How to Be a Travel Ninja With Reservations That Stay Perfect

Many things can go wrong after you make a reservation. You don’t want them to go wrong for you, and you want to be able to fix them proactively when they do. Don’t get caught off-balance.

Just yesterday American Airlines posted this advisory for travel agents about making double booking mistakes.

American loves issuing debit memos to travel agents. Point is, though, ticketing problems happen.

  • You may never really have a confirmed reservation in the first place. A third party hotel booking site may not have properly communicated with the hotel you’re staying at, or a problem especially common to United an award ticket may never have been issued in the first place.
  • Schedules change. Sometimes it’s a modest change but even 15 minutes could change when you’d want to leave for the airport.
  • Schedule changes can ruin connections. You can’t always count on being automatically rebooked to the next-best flight combination. Sometimes your reservation will have an impossible connection, other times you’ll be rebooked to something entirely undesirable.

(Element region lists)
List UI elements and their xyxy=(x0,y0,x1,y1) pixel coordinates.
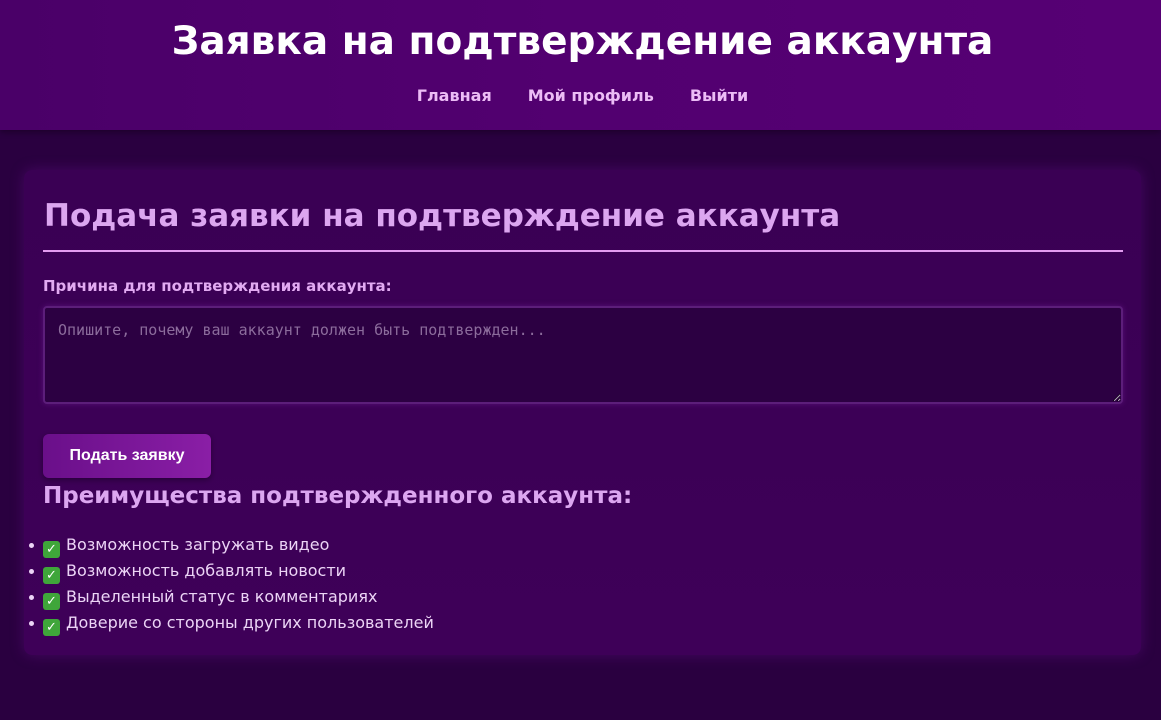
benefits-title: Преимущества подтвержденного аккаунта: xyxy=(43,483,633,509)
list-item: ✓ Возможность добавлять новости xyxy=(24,558,434,584)
check-mark-icon: ✓ xyxy=(43,541,60,558)
submit-button[interactable]: Подать заявку xyxy=(43,434,211,478)
check-mark-icon: ✓ xyxy=(43,619,60,636)
list-item: ✓ Возможность загружать видео xyxy=(24,532,434,558)
benefit-text: Выделенный статус в комментариях xyxy=(66,587,378,606)
list-item: ✓ Выделенный статус в комментариях xyxy=(24,584,434,610)
verification-card: Подача заявки на подтверждение аккаунта … xyxy=(24,170,1141,655)
nav-link-profile[interactable]: Мой профиль xyxy=(528,86,654,106)
main-nav: Главная Мой профиль Выйти xyxy=(0,86,1161,106)
site-title: Заявка на подтверждение аккаунта xyxy=(171,19,994,64)
benefit-text: Доверие со стороны других пользователей xyxy=(66,613,434,632)
benefit-text: Возможность загружать видео xyxy=(66,535,330,554)
check-mark-icon: ✓ xyxy=(43,567,60,584)
list-item: ✓ Доверие со стороны других пользователей xyxy=(24,610,434,636)
title-divider xyxy=(43,250,1123,252)
site-header: Заявка на подтверждение аккаунта Главная… xyxy=(0,0,1161,130)
nav-link-home[interactable]: Главная xyxy=(417,86,492,106)
nav-link-logout[interactable]: Выйти xyxy=(690,86,748,106)
reason-textarea[interactable] xyxy=(43,306,1123,404)
benefits-list: ✓ Возможность загружать видео ✓ Возможност… xyxy=(24,532,434,636)
reason-label: Причина для подтверждения аккаунта: xyxy=(43,277,392,295)
form-title: Подача заявки на подтверждение аккаунта xyxy=(44,198,841,234)
benefit-text: Возможность добавлять новости xyxy=(66,561,347,580)
check-mark-icon: ✓ xyxy=(43,593,60,610)
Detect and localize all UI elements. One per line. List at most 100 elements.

> **The problem**:
Answer these questions about the travel reservations article above:
1. Which airline posted an advisory for travel agents about double booking mistakes?
2. According to the article, a schedule change of how many minutes could change when you'd want to leave for the airport?
3. With which airline is the problem of an award ticket never being issued said to be especially common?

> **Exercise result**:
1. American Airlines
2. 15 minutes
3. United